課題 a: リストのうち、「- tab-title: 500」を含む行から始まり「- bookmark-star-icon[interactable]: ☆: [529, 65, 542, 84]」を含む行で終わる部分を、両端の行も含めて一字一句変えずに抜き出してもらえますか?

読解文:
-=-=-

卒業シーズンにリリースされたこの曲のイントロは、学校の卒業式で広く歌われる唱歌「仰げば尊し」のメロディを使用しています。作詞を手掛けた秋元康は、この曲をその年の“卒業式”だけではなく、その先の人生にも刻まれていき長く愛され続けてほしいと「卒業はプロセスさ 再会の誓い」というフレーズを描き、今日は羽ばたいていく日でもあり、通過点でもある、という思いを表現しています。センターポジションを務めたメンバーの前田敦子は、この曲の発売から10年後の2019年に第一子を出産。「10年後にまた会おう」と歌うこの曲を出産のニュースで体現した奇跡のような話も素晴らしい。イントロで響く「仰げば尊し」のメロディは、今も私たちを成長させてくれます。

 

神イントロソング_第8位
 

第8位:「GUILTY」V6
発売日:2009年9月2日
編曲:陶山隼
イントロ秒数:17秒

V6の代表曲は?と聞かれたら、デビューシングル「MUSIC FOR THE PEOPLE」から続いたユーロビートアレンジのシングルか「WAになっておどろう」と答える人が多いのではないでしょうか。どちらのサウンドも子どもから大人まで楽しめるキャッチーで間口の広い楽曲なので、V6というグループのイメージは?という問いでも近い答えが返ってくるかもしれません。

-=-=-

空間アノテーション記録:

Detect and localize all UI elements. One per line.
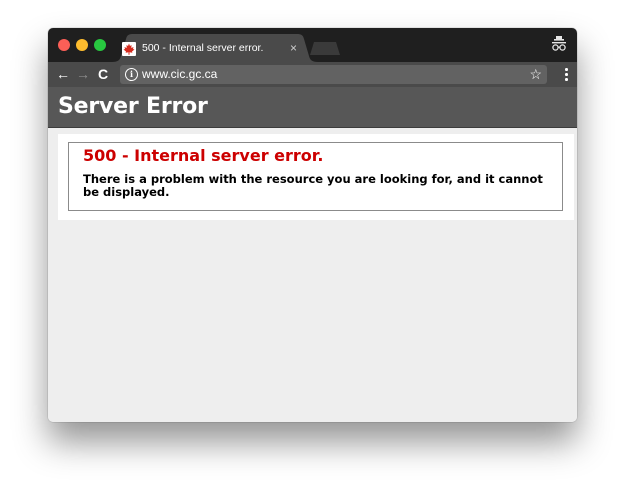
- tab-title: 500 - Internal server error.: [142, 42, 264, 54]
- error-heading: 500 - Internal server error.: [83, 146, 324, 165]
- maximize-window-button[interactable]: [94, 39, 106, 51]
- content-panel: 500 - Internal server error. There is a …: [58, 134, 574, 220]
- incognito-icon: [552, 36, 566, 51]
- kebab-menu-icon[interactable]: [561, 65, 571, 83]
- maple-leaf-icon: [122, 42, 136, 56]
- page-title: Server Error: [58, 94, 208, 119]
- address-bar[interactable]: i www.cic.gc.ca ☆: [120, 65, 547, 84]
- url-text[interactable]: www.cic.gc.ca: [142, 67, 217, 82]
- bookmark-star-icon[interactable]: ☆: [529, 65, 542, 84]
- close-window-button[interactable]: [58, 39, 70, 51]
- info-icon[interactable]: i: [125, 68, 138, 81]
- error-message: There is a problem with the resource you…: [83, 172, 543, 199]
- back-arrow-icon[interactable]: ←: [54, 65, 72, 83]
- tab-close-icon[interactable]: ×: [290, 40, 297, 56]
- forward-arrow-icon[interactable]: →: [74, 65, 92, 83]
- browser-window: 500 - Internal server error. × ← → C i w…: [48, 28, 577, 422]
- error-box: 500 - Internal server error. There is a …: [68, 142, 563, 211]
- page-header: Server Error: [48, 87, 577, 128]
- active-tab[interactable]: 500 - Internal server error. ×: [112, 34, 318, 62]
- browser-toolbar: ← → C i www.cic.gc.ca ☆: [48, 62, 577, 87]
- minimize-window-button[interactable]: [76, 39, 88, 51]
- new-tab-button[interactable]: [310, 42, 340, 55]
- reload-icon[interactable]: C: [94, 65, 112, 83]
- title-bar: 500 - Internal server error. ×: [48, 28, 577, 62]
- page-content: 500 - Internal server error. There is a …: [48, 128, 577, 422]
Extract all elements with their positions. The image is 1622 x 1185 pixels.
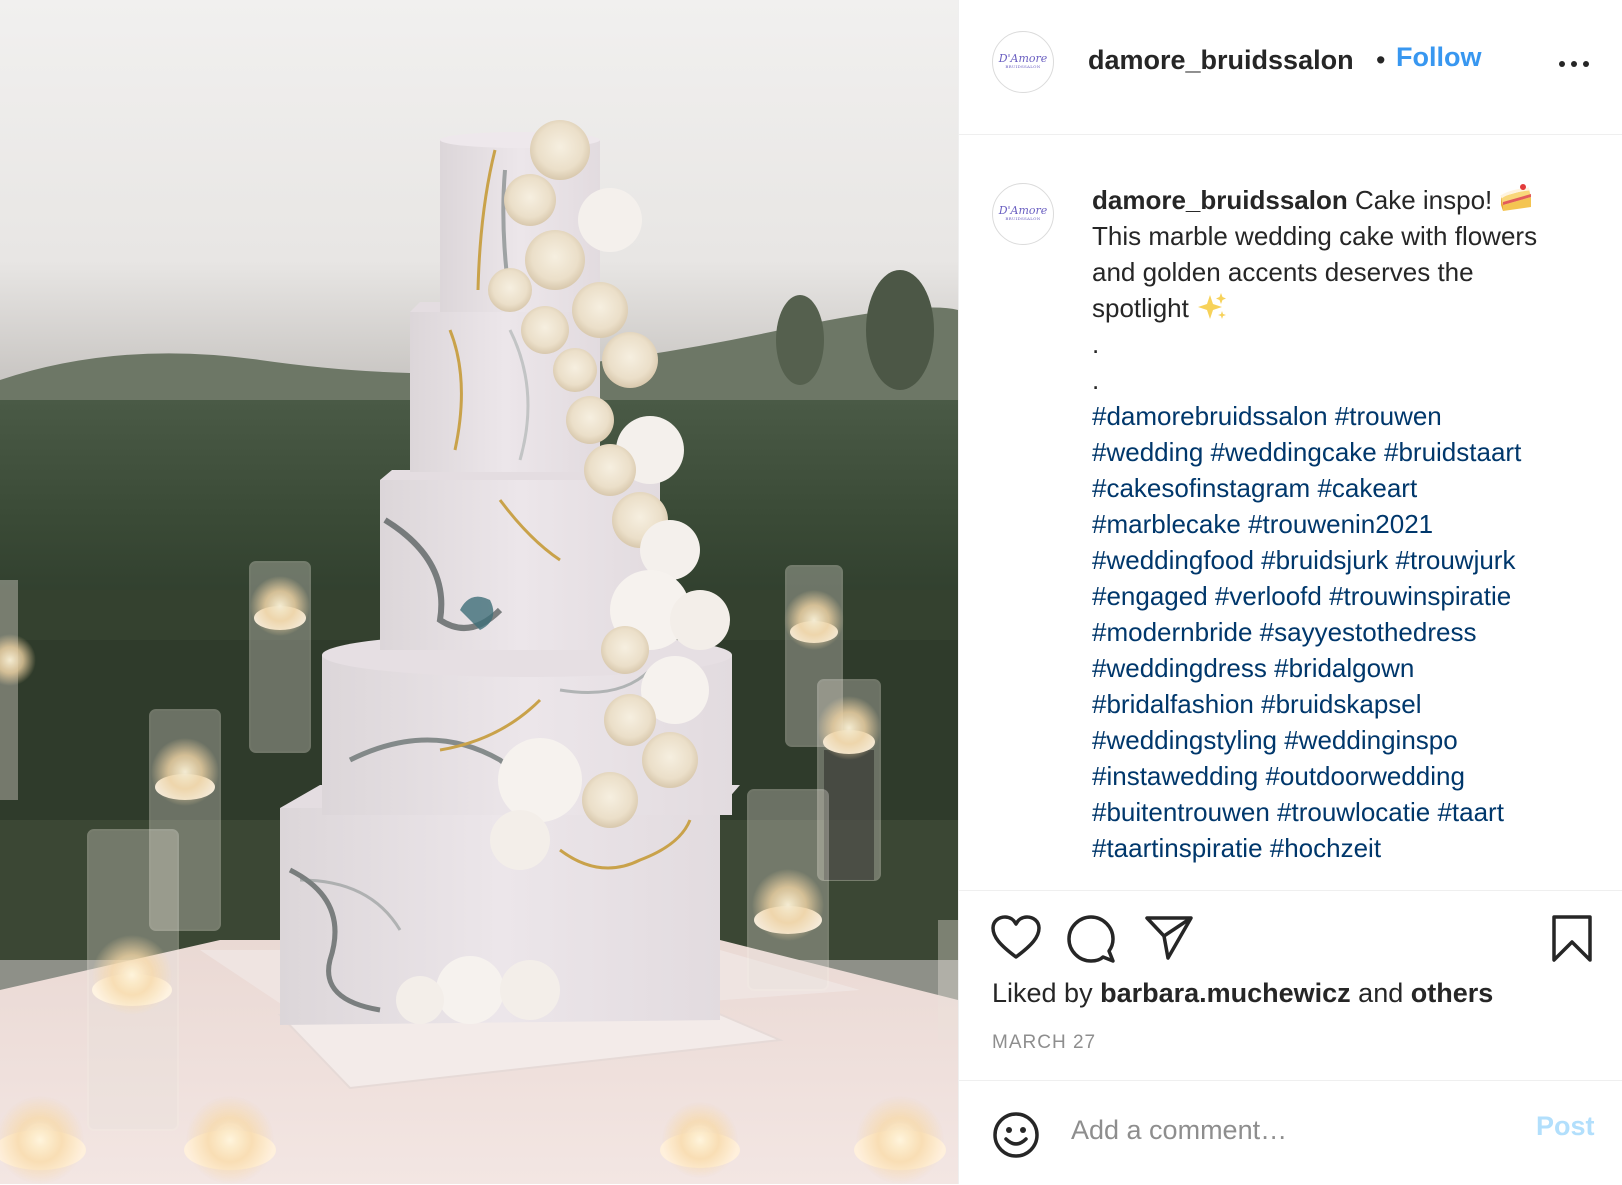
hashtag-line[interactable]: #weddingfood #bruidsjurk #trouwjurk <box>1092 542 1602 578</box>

-=-=-

課題 b: 読解文によると、「GUILTY」の発売日はいつですか?

出力 a:
- tab-title: 500 - Internal server error.: [142, 42, 264, 54]
- error-heading: 500 - Internal server error.: [83, 146, 324, 165]
- maximize-window-button[interactable]: [94, 39, 106, 51]
- content-panel: 500 - Internal server error. There is a …: [58, 134, 574, 220]
- incognito-icon: [552, 36, 566, 51]
- kebab-menu-icon[interactable]: [561, 65, 571, 83]
- maple-leaf-icon: [122, 42, 136, 56]
- page-title: Server Error: [58, 94, 208, 119]
- address-bar[interactable]: i www.cic.gc.ca ☆: [120, 65, 547, 84]
- url-text[interactable]: www.cic.gc.ca: [142, 67, 217, 82]
- bookmark-star-icon[interactable]: ☆: [529, 65, 542, 84]

出力 b: 2009年9月2日です。